## [Data shown]
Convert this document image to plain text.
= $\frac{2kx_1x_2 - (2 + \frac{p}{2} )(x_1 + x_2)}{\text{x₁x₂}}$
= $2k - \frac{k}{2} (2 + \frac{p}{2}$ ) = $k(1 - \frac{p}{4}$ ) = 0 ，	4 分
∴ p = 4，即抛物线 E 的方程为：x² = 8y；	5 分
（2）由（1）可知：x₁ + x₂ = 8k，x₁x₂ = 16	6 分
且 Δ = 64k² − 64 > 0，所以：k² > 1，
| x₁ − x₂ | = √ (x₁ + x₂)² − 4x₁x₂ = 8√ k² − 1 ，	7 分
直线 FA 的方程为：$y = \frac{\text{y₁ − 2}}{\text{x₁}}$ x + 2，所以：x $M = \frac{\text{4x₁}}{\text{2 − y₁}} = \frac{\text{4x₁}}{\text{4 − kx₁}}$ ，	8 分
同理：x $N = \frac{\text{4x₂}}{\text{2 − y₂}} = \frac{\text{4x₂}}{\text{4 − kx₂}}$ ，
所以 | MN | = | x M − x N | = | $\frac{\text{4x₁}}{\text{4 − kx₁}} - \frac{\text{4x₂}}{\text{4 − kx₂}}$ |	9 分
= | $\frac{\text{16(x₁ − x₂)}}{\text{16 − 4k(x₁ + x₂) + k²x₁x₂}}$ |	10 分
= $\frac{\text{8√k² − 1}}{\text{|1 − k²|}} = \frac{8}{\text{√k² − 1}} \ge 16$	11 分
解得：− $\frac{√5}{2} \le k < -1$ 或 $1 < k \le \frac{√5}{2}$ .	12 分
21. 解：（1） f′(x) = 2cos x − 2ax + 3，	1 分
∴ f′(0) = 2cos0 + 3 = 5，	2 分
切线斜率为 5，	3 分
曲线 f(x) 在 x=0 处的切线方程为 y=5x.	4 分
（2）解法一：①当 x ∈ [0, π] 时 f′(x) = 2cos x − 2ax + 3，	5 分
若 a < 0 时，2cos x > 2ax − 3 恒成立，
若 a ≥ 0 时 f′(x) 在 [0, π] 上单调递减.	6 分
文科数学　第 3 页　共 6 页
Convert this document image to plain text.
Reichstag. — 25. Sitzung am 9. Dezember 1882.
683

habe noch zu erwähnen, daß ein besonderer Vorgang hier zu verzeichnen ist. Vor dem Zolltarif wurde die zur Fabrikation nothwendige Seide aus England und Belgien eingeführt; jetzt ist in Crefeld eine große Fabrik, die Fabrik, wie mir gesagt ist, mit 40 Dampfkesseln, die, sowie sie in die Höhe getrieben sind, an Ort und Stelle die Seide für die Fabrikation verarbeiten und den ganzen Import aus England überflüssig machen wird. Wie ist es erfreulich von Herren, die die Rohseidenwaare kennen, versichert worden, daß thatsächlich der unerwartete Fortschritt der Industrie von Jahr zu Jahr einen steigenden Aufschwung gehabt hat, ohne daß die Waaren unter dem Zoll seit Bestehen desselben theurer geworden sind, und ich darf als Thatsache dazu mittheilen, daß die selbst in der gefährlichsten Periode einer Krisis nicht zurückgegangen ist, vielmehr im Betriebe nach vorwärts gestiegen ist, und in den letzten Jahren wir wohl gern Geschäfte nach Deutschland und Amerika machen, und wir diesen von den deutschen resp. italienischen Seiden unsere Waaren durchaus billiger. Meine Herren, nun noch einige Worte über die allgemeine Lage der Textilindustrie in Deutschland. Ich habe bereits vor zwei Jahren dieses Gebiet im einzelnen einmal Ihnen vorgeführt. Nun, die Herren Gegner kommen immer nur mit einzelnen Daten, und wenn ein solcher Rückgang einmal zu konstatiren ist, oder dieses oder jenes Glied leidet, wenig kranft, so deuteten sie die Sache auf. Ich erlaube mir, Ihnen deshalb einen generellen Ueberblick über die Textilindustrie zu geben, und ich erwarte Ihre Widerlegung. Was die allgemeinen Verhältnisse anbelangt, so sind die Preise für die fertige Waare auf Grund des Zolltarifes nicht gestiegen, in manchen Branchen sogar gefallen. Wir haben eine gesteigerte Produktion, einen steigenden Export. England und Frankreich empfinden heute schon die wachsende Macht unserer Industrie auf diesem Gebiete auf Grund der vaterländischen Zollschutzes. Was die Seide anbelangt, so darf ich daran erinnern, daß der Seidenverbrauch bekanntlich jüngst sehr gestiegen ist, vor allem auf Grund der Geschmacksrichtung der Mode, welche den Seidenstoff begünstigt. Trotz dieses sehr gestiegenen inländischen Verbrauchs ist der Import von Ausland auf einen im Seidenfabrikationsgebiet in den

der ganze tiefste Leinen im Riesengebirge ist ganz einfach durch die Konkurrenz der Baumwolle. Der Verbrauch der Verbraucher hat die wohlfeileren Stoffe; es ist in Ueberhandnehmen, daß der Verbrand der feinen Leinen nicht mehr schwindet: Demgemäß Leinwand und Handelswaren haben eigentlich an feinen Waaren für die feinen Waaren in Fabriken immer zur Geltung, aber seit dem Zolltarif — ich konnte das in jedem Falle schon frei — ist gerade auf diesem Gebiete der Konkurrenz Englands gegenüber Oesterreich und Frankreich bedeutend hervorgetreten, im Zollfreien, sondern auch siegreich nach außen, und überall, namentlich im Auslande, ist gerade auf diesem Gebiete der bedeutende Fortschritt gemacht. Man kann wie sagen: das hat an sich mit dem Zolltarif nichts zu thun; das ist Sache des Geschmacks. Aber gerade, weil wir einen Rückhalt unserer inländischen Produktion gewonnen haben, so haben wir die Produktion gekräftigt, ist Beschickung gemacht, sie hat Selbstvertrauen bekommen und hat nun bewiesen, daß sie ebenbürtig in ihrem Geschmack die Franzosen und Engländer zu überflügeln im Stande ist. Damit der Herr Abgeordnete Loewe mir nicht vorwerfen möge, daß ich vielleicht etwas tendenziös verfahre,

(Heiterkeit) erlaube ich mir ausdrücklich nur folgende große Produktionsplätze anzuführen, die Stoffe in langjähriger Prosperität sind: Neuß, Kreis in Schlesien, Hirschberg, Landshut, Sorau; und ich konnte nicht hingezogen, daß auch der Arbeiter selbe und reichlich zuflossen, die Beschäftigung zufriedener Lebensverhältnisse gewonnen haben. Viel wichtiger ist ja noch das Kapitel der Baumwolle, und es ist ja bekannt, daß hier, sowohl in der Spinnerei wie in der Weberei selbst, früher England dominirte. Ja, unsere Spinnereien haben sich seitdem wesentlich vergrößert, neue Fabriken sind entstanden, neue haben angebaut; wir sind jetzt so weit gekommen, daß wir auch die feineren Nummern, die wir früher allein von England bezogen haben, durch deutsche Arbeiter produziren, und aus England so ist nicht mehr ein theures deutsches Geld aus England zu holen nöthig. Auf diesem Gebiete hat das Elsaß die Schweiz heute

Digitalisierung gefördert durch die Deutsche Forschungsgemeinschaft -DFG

## [The request]
Show every line above in which the word "的方程为" occurs.

## [Output of the exercise]
∴ p = 4，即抛物线 E 的方程为：x² = 8y；	5 分
直线 FA 的方程为：$y = \frac{\text{y₁ − 2}}{\text{x₁}}$ x + 2，所以：x $M = \frac{\text{4x₁}}{\text{2 − y₁}} = \frac{\text{4x₁}}{\text{4 − kx₁}}$ ，	8 分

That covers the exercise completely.